## Set task
Make an exact copy of all the records.

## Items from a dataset
※ ※ ※
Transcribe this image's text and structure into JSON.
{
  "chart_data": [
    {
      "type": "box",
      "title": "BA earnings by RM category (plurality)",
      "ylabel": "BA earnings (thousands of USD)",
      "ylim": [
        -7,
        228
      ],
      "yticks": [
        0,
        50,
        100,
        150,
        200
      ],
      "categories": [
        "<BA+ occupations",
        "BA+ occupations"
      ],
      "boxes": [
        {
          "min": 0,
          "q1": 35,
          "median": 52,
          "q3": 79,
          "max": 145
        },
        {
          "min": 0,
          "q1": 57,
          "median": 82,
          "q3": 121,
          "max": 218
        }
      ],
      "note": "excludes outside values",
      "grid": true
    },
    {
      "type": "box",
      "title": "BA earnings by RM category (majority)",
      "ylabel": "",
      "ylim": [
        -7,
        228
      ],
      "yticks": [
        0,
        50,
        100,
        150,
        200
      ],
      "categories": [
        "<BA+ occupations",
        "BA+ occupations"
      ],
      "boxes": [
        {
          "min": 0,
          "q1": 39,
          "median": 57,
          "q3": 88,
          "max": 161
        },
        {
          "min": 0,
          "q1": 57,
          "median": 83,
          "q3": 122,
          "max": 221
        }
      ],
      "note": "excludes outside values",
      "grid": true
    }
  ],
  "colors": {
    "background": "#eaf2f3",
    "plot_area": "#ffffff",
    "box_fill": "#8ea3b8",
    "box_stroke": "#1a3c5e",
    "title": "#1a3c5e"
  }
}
※ ※ ※
## Correct answer
Transcribe this image's text and structure into JSON.
{
  "chart_data": [
    {
      "type": "box",
      "title": "BA earnings by RM category (plurality)",
      "ylabel": "BA earnings (thousands of USD)",
      "ylim": [
        -7,
        228
      ],
      "yticks": [
        0,
        50,
        100,
        150,
        200
      ],
      "categories": [
        "<BA+ occupations",
        "BA+ occupations"
      ],
      "boxes": [
        {
          "min": 0,
          "q1": 35,
          "median": 52,
          "q3": 79,
          "max": 145
        },
        {
          "min": 0,
          "q1": 57,
          "median": 82,
          "q3": 121,
          "max": 218
        }
      ],
      "note": "excludes outside values",
      "grid": true
    },
    {
      "type": "box",
      "title": "BA earnings by RM category (majority)",
      "ylabel": "",
      "ylim": [
        -7,
        228
      ],
      "yticks": [
        0,
        50,
        100,
        150,
        200
      ],
      "categories": [
        "<BA+ occupations",
        "BA+ occupations"
      ],
      "boxes": [
        {
          "min": 0,
          "q1": 39,
          "median": 57,
          "q3": 88,
          "max": 161
        },
        {
          "min": 0,
          "q1": 57,
          "median": 83,
          "q3": 122,
          "max": 221
        }
      ],
      "note": "excludes outside values",
      "grid": true
    }
  ],
  "colors": {
    "background": "#eaf2f3",
    "plot_area": "#ffffff",
    "box_fill": "#8ea3b8",
    "box_stroke": "#1a3c5e",
    "title": "#1a3c5e"
  }
}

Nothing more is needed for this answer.